• Exercise prompt: Only lines holding the word "this" should be copied from the material.

:: Extracted entries ::

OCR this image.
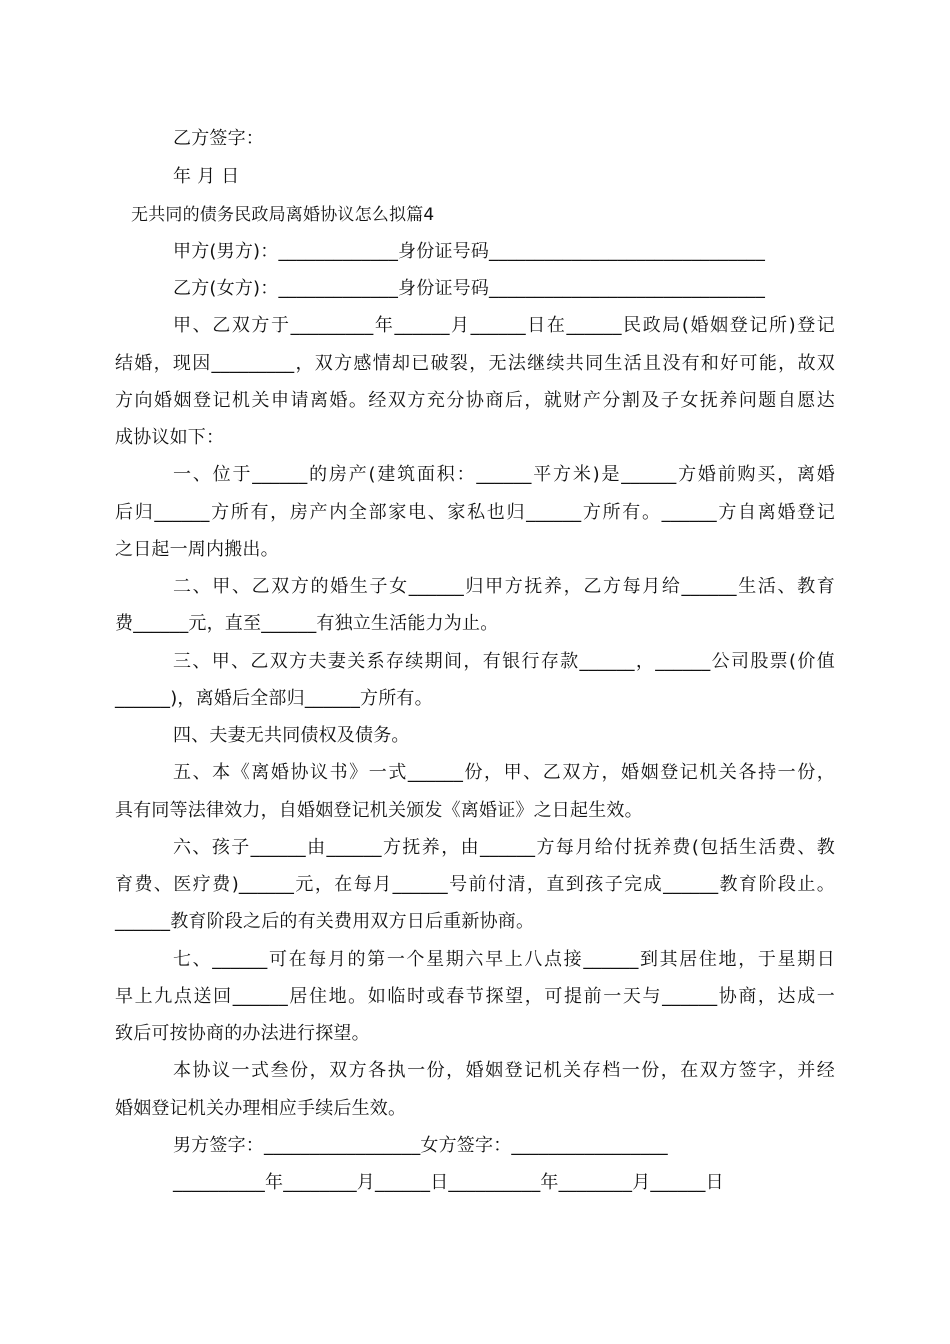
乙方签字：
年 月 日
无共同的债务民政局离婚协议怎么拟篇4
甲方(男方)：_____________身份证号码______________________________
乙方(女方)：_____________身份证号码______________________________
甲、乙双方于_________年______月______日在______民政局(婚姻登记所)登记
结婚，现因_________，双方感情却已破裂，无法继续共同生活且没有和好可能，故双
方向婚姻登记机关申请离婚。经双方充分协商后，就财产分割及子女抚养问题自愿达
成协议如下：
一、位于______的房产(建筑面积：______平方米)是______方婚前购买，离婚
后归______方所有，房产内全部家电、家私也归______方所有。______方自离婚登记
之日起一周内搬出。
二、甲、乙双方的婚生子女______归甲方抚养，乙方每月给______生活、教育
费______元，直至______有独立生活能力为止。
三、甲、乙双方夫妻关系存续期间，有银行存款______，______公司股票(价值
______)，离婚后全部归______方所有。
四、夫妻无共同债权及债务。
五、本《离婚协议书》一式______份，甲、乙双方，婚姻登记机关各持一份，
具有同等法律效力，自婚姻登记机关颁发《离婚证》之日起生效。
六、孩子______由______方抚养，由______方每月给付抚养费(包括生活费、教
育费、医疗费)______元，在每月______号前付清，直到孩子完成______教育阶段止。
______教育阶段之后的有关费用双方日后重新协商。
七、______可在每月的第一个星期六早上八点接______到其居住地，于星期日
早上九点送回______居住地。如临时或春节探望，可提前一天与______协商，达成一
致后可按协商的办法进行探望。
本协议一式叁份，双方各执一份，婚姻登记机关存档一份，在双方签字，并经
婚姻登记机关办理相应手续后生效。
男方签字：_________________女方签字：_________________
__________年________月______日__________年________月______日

:::
:: Extracted entries ::

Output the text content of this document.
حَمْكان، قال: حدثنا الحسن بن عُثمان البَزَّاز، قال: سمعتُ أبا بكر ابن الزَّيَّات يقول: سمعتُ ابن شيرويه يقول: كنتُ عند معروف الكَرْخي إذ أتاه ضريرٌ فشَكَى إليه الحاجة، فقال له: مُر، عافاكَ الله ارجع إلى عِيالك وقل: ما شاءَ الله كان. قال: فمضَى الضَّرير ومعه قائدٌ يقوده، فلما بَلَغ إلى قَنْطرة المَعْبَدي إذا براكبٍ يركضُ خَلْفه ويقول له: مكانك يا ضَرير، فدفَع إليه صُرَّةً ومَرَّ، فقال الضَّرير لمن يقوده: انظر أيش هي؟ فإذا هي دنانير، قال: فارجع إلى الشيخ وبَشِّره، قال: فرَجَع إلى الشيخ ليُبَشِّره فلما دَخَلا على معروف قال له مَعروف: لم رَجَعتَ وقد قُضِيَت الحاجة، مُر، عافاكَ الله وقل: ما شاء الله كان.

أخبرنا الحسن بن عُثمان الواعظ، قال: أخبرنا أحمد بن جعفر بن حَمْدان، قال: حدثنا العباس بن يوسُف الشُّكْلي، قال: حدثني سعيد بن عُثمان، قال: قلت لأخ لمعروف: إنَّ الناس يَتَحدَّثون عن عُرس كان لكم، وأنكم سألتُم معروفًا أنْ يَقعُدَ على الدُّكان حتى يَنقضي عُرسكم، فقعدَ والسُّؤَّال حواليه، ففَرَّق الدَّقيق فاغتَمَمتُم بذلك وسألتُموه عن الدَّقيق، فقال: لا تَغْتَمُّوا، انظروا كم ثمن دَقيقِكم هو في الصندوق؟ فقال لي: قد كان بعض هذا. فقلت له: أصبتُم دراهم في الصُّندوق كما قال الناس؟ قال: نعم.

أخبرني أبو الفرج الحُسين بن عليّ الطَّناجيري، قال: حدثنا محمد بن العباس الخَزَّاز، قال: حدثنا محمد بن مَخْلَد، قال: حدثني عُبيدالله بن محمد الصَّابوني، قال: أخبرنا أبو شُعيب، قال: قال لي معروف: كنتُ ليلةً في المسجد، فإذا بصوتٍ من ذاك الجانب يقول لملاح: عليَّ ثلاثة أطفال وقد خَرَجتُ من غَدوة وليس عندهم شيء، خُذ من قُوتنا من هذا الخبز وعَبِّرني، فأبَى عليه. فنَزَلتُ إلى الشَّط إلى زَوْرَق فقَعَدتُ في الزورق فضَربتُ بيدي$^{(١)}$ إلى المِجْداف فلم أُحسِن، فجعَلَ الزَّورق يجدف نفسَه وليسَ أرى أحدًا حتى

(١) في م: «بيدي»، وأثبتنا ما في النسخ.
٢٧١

:::

• Finished exercise:
OCR this image.
Output the text content of this document.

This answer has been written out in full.